** BEGIN Records provided **
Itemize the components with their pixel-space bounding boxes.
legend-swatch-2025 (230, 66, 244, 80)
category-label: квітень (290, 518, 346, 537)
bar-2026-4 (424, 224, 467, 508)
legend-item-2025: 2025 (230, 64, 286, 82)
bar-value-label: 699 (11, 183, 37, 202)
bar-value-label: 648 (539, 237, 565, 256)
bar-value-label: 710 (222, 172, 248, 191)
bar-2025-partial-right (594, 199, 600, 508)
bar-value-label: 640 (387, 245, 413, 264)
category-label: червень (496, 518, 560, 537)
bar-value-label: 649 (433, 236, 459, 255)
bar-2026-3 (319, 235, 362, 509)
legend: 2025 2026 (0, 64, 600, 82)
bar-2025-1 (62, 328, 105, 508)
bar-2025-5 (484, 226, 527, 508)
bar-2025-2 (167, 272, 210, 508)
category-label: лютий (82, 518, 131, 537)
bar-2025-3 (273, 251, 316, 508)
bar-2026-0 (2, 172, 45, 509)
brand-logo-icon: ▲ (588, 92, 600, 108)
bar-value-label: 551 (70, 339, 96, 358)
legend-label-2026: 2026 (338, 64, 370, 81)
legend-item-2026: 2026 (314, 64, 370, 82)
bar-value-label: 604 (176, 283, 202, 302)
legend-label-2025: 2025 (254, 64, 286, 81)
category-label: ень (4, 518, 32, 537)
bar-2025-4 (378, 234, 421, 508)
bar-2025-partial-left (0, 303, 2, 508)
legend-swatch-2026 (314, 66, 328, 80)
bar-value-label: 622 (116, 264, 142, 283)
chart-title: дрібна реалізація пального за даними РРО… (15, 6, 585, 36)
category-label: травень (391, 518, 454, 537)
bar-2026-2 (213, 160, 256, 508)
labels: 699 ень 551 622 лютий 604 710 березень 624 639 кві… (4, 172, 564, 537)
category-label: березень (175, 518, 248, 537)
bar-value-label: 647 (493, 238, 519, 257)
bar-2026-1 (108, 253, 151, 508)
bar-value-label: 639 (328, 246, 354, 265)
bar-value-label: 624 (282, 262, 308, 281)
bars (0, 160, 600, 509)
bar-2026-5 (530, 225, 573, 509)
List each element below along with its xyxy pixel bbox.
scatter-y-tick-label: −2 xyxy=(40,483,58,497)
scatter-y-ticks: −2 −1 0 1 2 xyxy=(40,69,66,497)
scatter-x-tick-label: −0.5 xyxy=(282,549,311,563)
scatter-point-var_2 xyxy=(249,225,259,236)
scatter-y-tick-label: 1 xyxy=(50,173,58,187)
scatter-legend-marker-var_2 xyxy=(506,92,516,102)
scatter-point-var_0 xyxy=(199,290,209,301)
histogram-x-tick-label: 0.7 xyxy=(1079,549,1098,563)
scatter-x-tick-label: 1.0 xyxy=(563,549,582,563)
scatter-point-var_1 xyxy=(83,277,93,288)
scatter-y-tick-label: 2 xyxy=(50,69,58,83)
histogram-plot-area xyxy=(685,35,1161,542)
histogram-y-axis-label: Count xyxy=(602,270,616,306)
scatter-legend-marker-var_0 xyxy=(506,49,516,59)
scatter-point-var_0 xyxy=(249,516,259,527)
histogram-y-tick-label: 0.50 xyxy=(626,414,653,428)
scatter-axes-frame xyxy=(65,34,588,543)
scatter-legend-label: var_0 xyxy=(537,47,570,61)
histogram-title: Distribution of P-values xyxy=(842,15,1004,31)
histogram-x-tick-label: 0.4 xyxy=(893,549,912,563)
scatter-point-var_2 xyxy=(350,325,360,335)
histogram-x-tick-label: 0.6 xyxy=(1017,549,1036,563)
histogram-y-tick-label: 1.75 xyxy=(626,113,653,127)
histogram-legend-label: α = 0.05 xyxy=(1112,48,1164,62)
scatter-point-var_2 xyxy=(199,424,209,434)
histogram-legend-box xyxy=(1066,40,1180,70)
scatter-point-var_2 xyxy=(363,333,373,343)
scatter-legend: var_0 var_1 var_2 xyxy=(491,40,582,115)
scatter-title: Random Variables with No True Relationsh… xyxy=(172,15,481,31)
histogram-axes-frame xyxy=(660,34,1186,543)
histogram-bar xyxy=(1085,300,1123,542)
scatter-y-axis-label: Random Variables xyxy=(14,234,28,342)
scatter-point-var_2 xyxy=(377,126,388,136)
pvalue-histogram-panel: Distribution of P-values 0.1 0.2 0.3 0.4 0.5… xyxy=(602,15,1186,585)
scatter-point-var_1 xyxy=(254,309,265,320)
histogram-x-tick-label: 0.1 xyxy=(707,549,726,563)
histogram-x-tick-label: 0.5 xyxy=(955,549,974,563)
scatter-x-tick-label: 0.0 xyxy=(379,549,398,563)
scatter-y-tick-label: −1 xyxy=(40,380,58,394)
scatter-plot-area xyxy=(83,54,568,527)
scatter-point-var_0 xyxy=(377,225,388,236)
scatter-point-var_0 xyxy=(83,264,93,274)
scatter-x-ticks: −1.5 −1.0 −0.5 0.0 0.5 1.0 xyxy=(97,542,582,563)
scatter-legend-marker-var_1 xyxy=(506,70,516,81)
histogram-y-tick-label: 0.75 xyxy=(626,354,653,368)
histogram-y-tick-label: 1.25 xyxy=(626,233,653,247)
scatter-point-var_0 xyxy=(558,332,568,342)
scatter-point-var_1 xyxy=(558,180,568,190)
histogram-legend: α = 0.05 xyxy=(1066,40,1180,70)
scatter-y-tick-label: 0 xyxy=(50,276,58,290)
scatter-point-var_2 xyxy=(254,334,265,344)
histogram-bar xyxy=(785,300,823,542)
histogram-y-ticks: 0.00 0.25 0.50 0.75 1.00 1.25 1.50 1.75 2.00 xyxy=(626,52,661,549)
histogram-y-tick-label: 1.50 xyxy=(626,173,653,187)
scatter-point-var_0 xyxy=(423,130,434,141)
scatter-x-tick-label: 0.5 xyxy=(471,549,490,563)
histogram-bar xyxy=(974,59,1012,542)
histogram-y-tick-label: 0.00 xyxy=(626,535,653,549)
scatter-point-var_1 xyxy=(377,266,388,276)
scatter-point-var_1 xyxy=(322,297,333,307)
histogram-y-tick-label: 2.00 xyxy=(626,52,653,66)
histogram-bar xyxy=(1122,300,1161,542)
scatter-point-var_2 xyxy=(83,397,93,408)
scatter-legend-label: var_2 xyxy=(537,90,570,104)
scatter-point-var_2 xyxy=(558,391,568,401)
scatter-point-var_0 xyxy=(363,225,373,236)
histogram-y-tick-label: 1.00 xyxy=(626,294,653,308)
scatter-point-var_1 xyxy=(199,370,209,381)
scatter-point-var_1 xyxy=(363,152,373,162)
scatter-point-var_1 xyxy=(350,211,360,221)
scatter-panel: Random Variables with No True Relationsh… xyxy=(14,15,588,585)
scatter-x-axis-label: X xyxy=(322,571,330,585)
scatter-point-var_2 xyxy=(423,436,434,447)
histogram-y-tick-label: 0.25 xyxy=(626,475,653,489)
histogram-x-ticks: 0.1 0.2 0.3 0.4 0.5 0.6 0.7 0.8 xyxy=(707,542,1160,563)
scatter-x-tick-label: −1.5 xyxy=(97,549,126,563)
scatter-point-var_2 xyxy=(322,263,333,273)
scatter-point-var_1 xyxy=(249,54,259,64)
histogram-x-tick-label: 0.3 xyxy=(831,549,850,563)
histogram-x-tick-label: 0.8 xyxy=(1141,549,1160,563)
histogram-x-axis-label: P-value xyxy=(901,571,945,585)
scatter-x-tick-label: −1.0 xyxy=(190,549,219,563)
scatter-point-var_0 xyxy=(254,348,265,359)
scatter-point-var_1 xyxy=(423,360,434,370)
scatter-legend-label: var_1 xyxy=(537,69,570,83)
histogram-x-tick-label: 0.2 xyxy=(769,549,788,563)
** END Records provided **
Reproduce the entries verbatim, beginning with the first line of the entries and continuing through the line that contains "scatter-x-tick-label: 1.0 xyxy=(563,549,582,563)", with that line included.

Itemize the components with their pixel-space bounding boxes.
legend-swatch-2025 (230, 66, 244, 80)
category-label: квітень (290, 518, 346, 537)
bar-2026-4 (424, 224, 467, 508)
legend-item-2025: 2025 (230, 64, 286, 82)
bar-value-label: 699 (11, 183, 37, 202)
bar-value-label: 648 (539, 237, 565, 256)
bar-value-label: 710 (222, 172, 248, 191)
bar-2025-partial-right (594, 199, 600, 508)
bar-value-label: 640 (387, 245, 413, 264)
category-label: червень (496, 518, 560, 537)
bar-value-label: 649 (433, 236, 459, 255)
bar-2026-3 (319, 235, 362, 509)
legend: 2025 2026 (0, 64, 600, 82)
bar-2025-1 (62, 328, 105, 508)
bar-2025-5 (484, 226, 527, 508)
bar-2025-2 (167, 272, 210, 508)
category-label: лютий (82, 518, 131, 537)
bar-2025-3 (273, 251, 316, 508)
bar-2026-0 (2, 172, 45, 509)
brand-logo-icon: ▲ (588, 92, 600, 108)
bar-value-label: 551 (70, 339, 96, 358)
legend-label-2026: 2026 (338, 64, 370, 81)
legend-item-2026: 2026 (314, 64, 370, 82)
bar-value-label: 604 (176, 283, 202, 302)
legend-label-2025: 2025 (254, 64, 286, 81)
category-label: ень (4, 518, 32, 537)
bar-2025-4 (378, 234, 421, 508)
bar-2025-partial-left (0, 303, 2, 508)
legend-swatch-2026 (314, 66, 328, 80)
bar-value-label: 622 (116, 264, 142, 283)
chart-title: дрібна реалізація пального за даними РРО… (15, 6, 585, 36)
category-label: травень (391, 518, 454, 537)
bar-2026-2 (213, 160, 256, 508)
labels: 699 ень 551 622 лютий 604 710 березень 624 639 кві… (4, 172, 564, 537)
category-label: березень (175, 518, 248, 537)
bar-value-label: 647 (493, 238, 519, 257)
bar-2026-1 (108, 253, 151, 508)
bar-value-label: 639 (328, 246, 354, 265)
bar-value-label: 624 (282, 262, 308, 281)
bars (0, 160, 600, 509)
bar-2026-5 (530, 225, 573, 509)
List each element below along with its xyxy pixel bbox.
scatter-y-tick-label: −2 xyxy=(40,483,58,497)
scatter-y-ticks: −2 −1 0 1 2 xyxy=(40,69,66,497)
scatter-x-tick-label: −0.5 xyxy=(282,549,311,563)
scatter-point-var_2 xyxy=(249,225,259,236)
scatter-y-tick-label: 1 xyxy=(50,173,58,187)
scatter-legend-marker-var_2 xyxy=(506,92,516,102)
scatter-point-var_0 xyxy=(199,290,209,301)
histogram-x-tick-label: 0.7 xyxy=(1079,549,1098,563)
scatter-x-tick-label: 1.0 xyxy=(563,549,582,563)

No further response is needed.